Exercise directions: Restate the entries word for word, omitting nothing.

Recorded information:
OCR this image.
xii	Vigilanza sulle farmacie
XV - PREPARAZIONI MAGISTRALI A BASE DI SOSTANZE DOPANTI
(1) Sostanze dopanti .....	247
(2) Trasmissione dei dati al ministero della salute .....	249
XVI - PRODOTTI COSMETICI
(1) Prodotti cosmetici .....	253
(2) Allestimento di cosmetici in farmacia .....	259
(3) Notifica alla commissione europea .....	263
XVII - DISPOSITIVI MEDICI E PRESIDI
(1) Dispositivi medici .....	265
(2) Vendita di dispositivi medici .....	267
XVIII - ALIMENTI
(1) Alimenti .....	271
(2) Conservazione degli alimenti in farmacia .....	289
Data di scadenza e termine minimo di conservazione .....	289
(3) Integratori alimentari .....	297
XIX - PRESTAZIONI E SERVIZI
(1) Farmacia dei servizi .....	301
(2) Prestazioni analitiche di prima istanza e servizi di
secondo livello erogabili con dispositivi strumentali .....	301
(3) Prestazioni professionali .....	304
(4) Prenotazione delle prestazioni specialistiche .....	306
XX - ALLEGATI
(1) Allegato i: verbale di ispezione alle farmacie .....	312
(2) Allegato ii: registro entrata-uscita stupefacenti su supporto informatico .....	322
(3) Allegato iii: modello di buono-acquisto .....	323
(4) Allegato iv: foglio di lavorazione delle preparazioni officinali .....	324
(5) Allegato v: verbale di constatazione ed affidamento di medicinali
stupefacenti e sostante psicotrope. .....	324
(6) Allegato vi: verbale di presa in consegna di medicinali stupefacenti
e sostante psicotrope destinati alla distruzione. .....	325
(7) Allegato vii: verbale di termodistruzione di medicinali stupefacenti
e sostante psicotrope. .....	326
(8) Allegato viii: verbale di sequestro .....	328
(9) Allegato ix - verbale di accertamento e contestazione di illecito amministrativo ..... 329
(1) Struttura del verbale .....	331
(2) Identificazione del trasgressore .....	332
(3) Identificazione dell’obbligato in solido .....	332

Response for this exercise:
OCR this image.
xii	Vigilanza sulle farmacie
XV - PREPARAZIONI MAGISTRALI A BASE DI SOSTANZE DOPANTI
(1) Sostanze dopanti .....	247
(2) Trasmissione dei dati al ministero della salute .....	249
XVI - PRODOTTI COSMETICI
(1) Prodotti cosmetici .....	253
(2) Allestimento di cosmetici in farmacia .....	259
(3) Notifica alla commissione europea .....	263
XVII - DISPOSITIVI MEDICI E PRESIDI
(1) Dispositivi medici .....	265
(2) Vendita di dispositivi medici .....	267
XVIII - ALIMENTI
(1) Alimenti .....	271
(2) Conservazione degli alimenti in farmacia .....	289
Data di scadenza e termine minimo di conservazione .....	289
(3) Integratori alimentari .....	297
XIX - PRESTAZIONI E SERVIZI
(1) Farmacia dei servizi .....	301
(2) Prestazioni analitiche di prima istanza e servizi di
secondo livello erogabili con dispositivi strumentali .....	301
(3) Prestazioni professionali .....	304
(4) Prenotazione delle prestazioni specialistiche .....	306
XX - ALLEGATI
(1) Allegato i: verbale di ispezione alle farmacie .....	312
(2) Allegato ii: registro entrata-uscita stupefacenti su supporto informatico .....	322
(3) Allegato iii: modello di buono-acquisto .....	323
(4) Allegato iv: foglio di lavorazione delle preparazioni officinali .....	324
(5) Allegato v: verbale di constatazione ed affidamento di medicinali
stupefacenti e sostante psicotrope. .....	324
(6) Allegato vi: verbale di presa in consegna di medicinali stupefacenti
e sostante psicotrope destinati alla distruzione. .....	325
(7) Allegato vii: verbale di termodistruzione di medicinali stupefacenti
e sostante psicotrope. .....	326
(8) Allegato viii: verbale di sequestro .....	328
(9) Allegato ix - verbale di accertamento e contestazione di illecito amministrativo ..... 329
(1) Struttura del verbale .....	331
(2) Identificazione del trasgressore .....	332
(3) Identificazione dell’obbligato in solido .....	332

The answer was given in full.